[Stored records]
>>>>>
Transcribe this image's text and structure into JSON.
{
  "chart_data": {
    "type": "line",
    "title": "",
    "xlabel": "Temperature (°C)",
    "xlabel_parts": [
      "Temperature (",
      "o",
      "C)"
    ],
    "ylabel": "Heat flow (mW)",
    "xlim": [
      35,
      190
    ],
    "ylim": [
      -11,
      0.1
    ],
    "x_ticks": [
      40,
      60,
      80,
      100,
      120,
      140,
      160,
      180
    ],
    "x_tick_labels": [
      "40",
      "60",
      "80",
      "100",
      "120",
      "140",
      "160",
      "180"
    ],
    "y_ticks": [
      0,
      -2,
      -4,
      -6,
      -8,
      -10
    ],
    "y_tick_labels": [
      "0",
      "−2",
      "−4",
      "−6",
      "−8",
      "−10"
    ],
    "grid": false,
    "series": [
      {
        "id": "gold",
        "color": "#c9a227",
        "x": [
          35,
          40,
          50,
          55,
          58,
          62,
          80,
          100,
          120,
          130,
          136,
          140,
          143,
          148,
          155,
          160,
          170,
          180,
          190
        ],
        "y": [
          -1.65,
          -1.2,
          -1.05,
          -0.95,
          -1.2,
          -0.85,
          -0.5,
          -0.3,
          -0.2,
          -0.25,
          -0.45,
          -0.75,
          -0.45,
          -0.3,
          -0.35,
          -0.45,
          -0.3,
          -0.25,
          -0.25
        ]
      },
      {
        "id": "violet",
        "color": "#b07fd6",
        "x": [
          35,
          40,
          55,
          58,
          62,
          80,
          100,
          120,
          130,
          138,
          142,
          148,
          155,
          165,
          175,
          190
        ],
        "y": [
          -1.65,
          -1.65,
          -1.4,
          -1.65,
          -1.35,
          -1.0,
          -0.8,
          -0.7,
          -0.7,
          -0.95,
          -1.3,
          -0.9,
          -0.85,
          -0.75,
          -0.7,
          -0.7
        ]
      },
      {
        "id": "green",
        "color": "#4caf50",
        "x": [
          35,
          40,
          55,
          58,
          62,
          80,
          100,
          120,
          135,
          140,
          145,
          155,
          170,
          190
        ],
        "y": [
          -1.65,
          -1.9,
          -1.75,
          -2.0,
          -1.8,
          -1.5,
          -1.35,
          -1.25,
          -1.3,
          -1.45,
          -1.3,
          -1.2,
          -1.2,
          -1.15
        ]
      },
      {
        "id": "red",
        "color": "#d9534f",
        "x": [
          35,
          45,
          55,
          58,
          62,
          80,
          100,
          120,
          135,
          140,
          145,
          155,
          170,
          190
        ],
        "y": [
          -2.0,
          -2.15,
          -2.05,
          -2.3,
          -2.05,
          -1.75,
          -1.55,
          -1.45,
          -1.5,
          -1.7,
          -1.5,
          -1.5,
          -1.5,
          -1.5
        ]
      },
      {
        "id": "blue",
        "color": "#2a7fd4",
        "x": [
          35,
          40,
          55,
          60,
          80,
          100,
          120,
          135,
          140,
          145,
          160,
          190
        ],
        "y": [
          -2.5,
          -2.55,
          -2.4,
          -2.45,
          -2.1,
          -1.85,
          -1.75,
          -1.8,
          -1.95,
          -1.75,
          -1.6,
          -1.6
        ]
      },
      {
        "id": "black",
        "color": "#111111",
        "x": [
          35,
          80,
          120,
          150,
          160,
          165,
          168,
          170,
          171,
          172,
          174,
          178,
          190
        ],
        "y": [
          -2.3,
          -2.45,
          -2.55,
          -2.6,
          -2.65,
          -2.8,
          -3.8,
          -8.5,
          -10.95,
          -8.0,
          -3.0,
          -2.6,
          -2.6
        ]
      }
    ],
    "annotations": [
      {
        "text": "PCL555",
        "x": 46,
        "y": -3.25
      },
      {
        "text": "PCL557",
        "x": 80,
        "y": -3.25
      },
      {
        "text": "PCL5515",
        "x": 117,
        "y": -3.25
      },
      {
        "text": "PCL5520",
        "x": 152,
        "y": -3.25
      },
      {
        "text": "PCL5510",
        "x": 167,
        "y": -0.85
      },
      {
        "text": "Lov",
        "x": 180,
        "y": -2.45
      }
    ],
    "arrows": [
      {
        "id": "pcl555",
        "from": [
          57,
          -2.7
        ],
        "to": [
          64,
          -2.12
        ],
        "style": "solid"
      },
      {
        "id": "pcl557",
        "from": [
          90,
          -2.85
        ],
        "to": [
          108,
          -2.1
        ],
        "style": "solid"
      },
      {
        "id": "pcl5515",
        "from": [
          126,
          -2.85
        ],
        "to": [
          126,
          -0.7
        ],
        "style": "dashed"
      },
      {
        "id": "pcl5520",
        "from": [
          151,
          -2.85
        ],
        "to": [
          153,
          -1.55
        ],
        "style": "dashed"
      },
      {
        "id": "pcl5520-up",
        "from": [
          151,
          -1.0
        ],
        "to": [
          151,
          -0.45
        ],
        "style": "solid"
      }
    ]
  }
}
<<<<<
### [PROBLEM TO WORK ON]
Above are the records; copy all of them exactly.

### [ANSWER]
Transcribe this image's text and structure into JSON.
{
  "chart_data": {
    "type": "line",
    "title": "",
    "xlabel": "Temperature (°C)",
    "xlabel_parts": [
      "Temperature (",
      "o",
      "C)"
    ],
    "ylabel": "Heat flow (mW)",
    "xlim": [
      35,
      190
    ],
    "ylim": [
      -11,
      0.1
    ],
    "x_ticks": [
      40,
      60,
      80,
      100,
      120,
      140,
      160,
      180
    ],
    "x_tick_labels": [
      "40",
      "60",
      "80",
      "100",
      "120",
      "140",
      "160",
      "180"
    ],
    "y_ticks": [
      0,
      -2,
      -4,
      -6,
      -8,
      -10
    ],
    "y_tick_labels": [
      "0",
      "−2",
      "−4",
      "−6",
      "−8",
      "−10"
    ],
    "grid": false,
    "series": [
      {
        "id": "gold",
        "color": "#c9a227",
        "x": [
          35,
          40,
          50,
          55,
          58,
          62,
          80,
          100,
          120,
          130,
          136,
          140,
          143,
          148,
          155,
          160,
          170,
          180,
          190
        ],
        "y": [
          -1.65,
          -1.2,
          -1.05,
          -0.95,
          -1.2,
          -0.85,
          -0.5,
          -0.3,
          -0.2,
          -0.25,
          -0.45,
          -0.75,
          -0.45,
          -0.3,
          -0.35,
          -0.45,
          -0.3,
          -0.25,
          -0.25
        ]
      },
      {
        "id": "violet",
        "color": "#b07fd6",
        "x": [
          35,
          40,
          55,
          58,
          62,
          80,
          100,
          120,
          130,
          138,
          142,
          148,
          155,
          165,
          175,
          190
        ],
        "y": [
          -1.65,
          -1.65,
          -1.4,
          -1.65,
          -1.35,
          -1.0,
          -0.8,
          -0.7,
          -0.7,
          -0.95,
          -1.3,
          -0.9,
          -0.85,
          -0.75,
          -0.7,
          -0.7
        ]
      },
      {
        "id": "green",
        "color": "#4caf50",
        "x": [
          35,
          40,
          55,
          58,
          62,
          80,
          100,
          120,
          135,
          140,
          145,
          155,
          170,
          190
        ],
        "y": [
          -1.65,
          -1.9,
          -1.75,
          -2.0,
          -1.8,
          -1.5,
          -1.35,
          -1.25,
          -1.3,
          -1.45,
          -1.3,
          -1.2,
          -1.2,
          -1.15
        ]
      },
      {
        "id": "red",
        "color": "#d9534f",
        "x": [
          35,
          45,
          55,
          58,
          62,
          80,
          100,
          120,
          135,
          140,
          145,
          155,
          170,
          190
        ],
        "y": [
          -2.0,
          -2.15,
          -2.05,
          -2.3,
          -2.05,
          -1.75,
          -1.55,
          -1.45,
          -1.5,
          -1.7,
          -1.5,
          -1.5,
          -1.5,
          -1.5
        ]
      },
      {
        "id": "blue",
        "color": "#2a7fd4",
        "x": [
          35,
          40,
          55,
          60,
          80,
          100,
          120,
          135,
          140,
          145,
          160,
          190
        ],
        "y": [
          -2.5,
          -2.55,
          -2.4,
          -2.45,
          -2.1,
          -1.85,
          -1.75,
          -1.8,
          -1.95,
          -1.75,
          -1.6,
          -1.6
        ]
      },
      {
        "id": "black",
        "color": "#111111",
        "x": [
          35,
          80,
          120,
          150,
          160,
          165,
          168,
          170,
          171,
          172,
          174,
          178,
          190
        ],
        "y": [
          -2.3,
          -2.45,
          -2.55,
          -2.6,
          -2.65,
          -2.8,
          -3.8,
          -8.5,
          -10.95,
          -8.0,
          -3.0,
          -2.6,
          -2.6
        ]
      }
    ],
    "annotations": [
      {
        "text": "PCL555",
        "x": 46,
        "y": -3.25
      },
      {
        "text": "PCL557",
        "x": 80,
        "y": -3.25
      },
      {
        "text": "PCL5515",
        "x": 117,
        "y": -3.25
      },
      {
        "text": "PCL5520",
        "x": 152,
        "y": -3.25
      },
      {
        "text": "PCL5510",
        "x": 167,
        "y": -0.85
      },
      {
        "text": "Lov",
        "x": 180,
        "y": -2.45
      }
    ],
    "arrows": [
      {
        "id": "pcl555",
        "from": [
          57,
          -2.7
        ],
        "to": [
          64,
          -2.12
        ],
        "style": "solid"
      },
      {
        "id": "pcl557",
        "from": [
          90,
          -2.85
        ],
        "to": [
          108,
          -2.1
        ],
        "style": "solid"
      },
      {
        "id": "pcl5515",
        "from": [
          126,
          -2.85
        ],
        "to": [
          126,
          -0.7
        ],
        "style": "dashed"
      },
      {
        "id": "pcl5520",
        "from": [
          151,
          -2.85
        ],
        "to": [
          153,
          -1.55
        ],
        "style": "dashed"
      },
      {
        "id": "pcl5520-up",
        "from": [
          151,
          -1.0
        ],
        "to": [
          151,
          -0.45
        ],
        "style": "solid"
      }
    ]
  }
}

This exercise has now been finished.